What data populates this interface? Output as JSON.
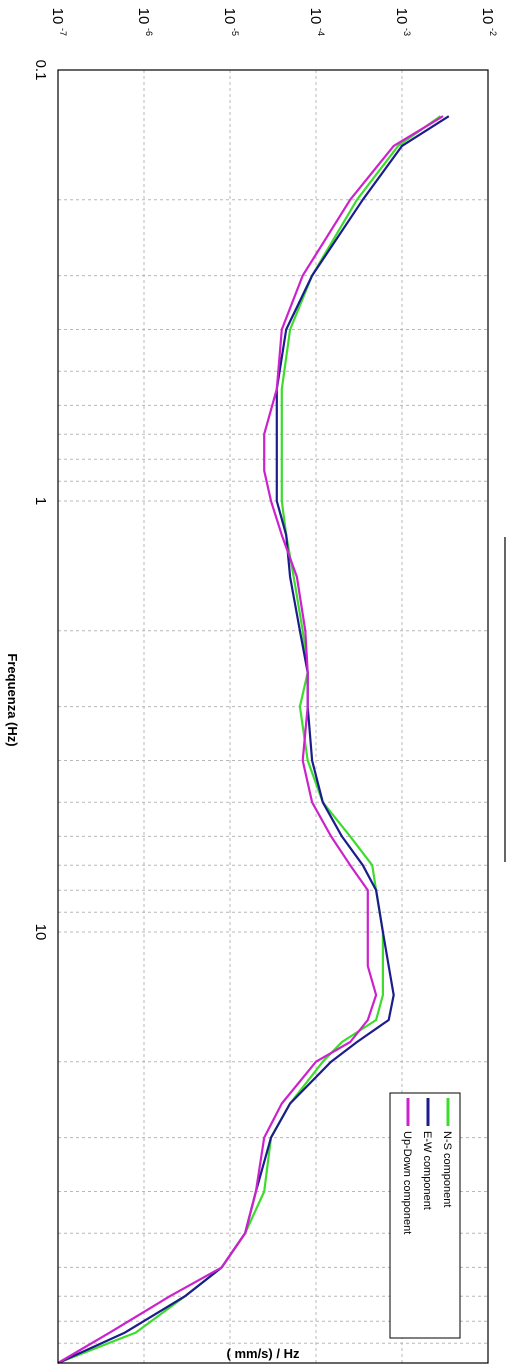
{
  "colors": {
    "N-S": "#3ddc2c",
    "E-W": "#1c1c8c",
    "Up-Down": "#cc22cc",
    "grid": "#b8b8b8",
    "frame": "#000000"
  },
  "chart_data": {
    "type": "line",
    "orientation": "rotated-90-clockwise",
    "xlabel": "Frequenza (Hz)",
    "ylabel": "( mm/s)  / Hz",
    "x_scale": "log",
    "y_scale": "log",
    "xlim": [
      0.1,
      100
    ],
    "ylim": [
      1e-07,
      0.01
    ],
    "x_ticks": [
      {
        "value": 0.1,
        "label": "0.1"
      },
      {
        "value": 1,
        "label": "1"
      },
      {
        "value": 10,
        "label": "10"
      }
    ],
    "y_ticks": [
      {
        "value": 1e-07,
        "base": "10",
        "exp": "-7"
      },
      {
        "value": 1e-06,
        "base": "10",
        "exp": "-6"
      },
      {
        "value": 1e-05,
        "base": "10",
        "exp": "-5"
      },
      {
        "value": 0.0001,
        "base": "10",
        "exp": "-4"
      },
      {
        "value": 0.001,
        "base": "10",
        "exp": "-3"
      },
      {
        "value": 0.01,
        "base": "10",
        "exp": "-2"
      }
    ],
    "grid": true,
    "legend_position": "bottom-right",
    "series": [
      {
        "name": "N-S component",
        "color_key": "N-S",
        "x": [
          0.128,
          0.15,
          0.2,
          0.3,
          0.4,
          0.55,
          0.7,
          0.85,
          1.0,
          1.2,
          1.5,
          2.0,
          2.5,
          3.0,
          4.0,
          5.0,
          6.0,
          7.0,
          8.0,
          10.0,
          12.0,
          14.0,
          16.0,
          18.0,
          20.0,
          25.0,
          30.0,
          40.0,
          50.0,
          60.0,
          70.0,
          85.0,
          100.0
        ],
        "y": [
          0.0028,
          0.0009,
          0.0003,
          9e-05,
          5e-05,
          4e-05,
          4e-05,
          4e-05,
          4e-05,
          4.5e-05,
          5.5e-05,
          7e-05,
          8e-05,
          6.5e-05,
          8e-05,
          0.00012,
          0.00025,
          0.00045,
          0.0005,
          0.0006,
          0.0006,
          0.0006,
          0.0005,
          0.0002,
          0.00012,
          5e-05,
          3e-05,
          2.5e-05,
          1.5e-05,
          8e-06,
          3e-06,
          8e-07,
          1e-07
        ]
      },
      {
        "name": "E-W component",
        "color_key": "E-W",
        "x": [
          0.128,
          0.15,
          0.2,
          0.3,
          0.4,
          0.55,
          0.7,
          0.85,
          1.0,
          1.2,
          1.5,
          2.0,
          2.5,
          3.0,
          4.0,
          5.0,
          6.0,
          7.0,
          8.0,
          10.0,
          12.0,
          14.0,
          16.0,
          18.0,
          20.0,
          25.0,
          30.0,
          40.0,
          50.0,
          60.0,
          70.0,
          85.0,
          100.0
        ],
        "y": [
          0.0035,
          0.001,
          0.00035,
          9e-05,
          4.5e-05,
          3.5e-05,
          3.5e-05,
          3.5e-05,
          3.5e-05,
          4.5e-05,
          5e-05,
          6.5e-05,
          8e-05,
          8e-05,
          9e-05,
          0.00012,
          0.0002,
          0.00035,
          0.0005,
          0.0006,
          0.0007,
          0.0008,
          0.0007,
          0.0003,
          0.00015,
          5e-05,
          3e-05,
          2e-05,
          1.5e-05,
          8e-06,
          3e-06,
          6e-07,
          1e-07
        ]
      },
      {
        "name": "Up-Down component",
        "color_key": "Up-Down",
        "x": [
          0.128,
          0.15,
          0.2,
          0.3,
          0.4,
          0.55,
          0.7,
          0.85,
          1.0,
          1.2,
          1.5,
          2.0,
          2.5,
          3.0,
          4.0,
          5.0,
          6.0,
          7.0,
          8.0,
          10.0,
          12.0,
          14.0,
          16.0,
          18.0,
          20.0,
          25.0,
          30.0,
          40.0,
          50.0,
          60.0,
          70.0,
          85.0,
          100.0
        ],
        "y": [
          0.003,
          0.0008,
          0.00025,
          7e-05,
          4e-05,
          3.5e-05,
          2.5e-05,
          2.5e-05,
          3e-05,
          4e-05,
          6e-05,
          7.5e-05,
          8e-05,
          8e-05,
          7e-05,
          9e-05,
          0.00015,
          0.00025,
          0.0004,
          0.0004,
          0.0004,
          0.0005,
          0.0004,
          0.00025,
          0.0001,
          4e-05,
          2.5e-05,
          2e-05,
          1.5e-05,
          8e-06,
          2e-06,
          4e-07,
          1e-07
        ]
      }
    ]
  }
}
--
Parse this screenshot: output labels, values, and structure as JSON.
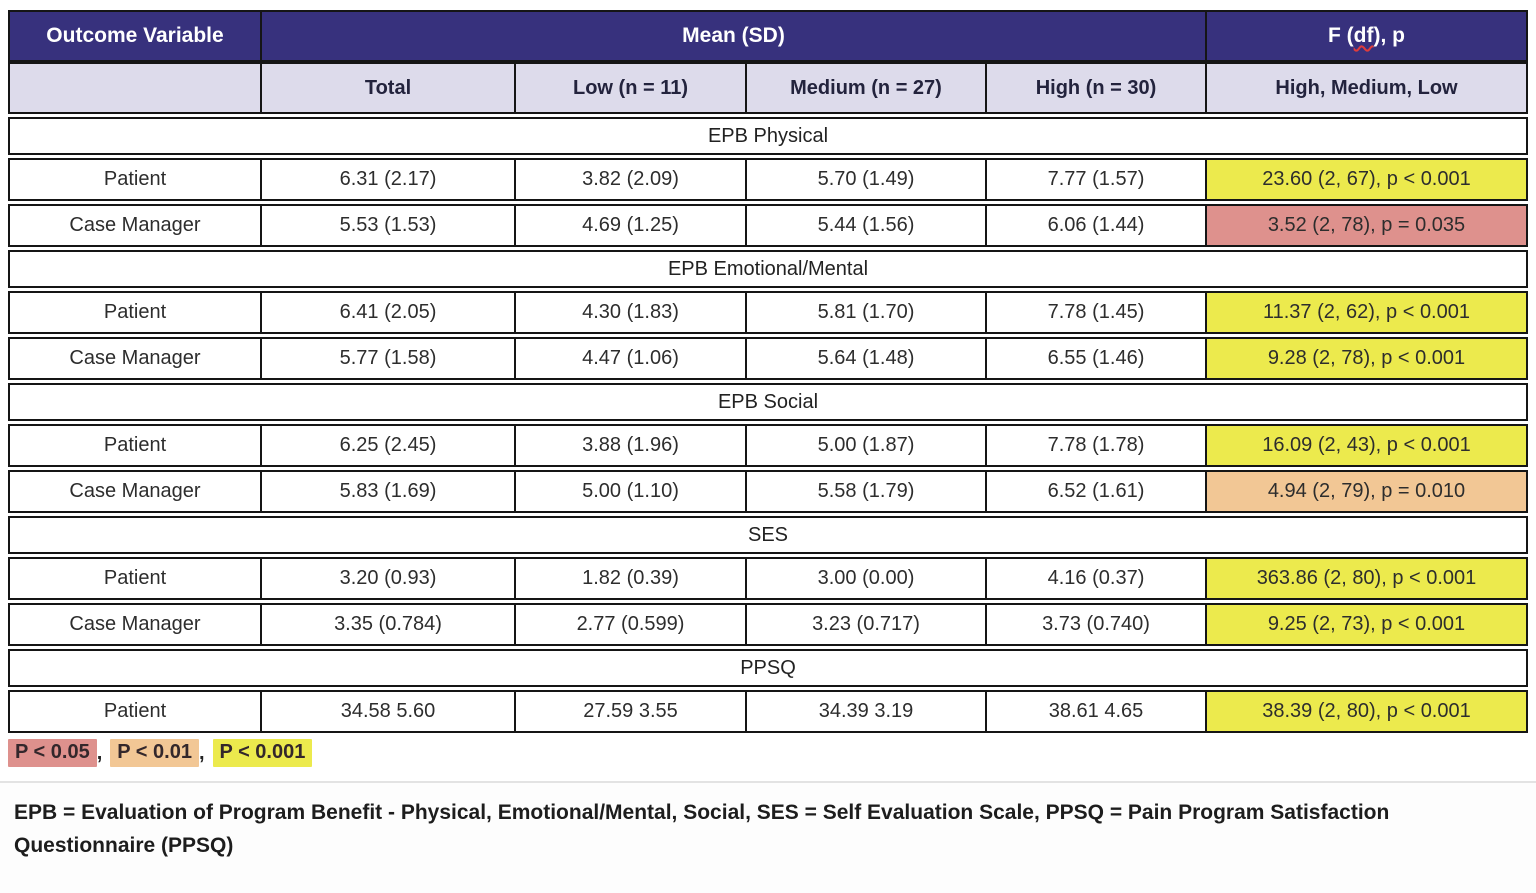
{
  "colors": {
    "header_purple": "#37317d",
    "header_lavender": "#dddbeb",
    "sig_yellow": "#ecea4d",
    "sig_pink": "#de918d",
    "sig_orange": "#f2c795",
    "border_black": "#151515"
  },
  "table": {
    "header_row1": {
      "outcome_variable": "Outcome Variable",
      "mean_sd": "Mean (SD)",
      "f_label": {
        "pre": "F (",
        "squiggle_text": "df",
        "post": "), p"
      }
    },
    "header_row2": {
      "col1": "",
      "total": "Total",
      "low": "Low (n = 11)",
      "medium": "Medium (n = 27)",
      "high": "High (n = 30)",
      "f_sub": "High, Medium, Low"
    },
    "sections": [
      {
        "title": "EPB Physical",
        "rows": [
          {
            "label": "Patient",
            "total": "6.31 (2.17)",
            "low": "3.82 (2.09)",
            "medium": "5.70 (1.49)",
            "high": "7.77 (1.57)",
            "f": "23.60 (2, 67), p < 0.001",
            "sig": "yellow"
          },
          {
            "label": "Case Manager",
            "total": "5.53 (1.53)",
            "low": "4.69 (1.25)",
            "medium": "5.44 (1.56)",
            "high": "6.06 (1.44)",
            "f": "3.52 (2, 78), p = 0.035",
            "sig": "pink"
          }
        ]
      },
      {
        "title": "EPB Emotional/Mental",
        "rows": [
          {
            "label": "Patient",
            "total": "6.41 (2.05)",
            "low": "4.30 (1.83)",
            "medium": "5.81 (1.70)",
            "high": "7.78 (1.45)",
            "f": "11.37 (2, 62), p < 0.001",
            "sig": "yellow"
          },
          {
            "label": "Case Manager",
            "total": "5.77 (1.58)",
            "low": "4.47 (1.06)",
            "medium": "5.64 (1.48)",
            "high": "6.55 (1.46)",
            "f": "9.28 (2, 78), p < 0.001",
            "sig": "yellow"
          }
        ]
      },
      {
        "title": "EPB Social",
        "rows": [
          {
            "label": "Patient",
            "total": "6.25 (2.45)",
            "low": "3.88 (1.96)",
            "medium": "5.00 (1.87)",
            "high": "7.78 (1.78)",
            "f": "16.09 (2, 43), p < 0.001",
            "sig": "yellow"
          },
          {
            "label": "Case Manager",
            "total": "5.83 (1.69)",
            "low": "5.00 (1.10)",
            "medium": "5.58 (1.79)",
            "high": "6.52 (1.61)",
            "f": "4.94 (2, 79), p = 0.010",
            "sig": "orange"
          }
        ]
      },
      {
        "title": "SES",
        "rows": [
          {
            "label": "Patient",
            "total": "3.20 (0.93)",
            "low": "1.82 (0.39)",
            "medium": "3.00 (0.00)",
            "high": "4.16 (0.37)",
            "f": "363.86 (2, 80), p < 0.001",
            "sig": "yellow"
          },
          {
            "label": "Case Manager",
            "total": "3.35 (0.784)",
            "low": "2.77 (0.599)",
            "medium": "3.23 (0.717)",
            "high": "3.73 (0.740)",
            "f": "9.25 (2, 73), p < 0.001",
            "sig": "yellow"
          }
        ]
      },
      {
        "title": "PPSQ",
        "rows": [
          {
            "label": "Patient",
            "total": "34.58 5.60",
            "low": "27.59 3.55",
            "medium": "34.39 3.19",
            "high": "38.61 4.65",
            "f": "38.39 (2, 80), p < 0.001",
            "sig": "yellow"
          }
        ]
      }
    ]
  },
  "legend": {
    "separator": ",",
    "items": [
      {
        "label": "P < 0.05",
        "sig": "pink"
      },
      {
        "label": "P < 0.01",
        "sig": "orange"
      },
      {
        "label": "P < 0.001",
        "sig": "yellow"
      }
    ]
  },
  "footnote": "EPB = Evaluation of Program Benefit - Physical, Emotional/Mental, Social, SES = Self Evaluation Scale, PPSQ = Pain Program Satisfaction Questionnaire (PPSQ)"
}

§ Task goal
Report only the number of lines in the data above that contain "total".

§ Response for this exercise
10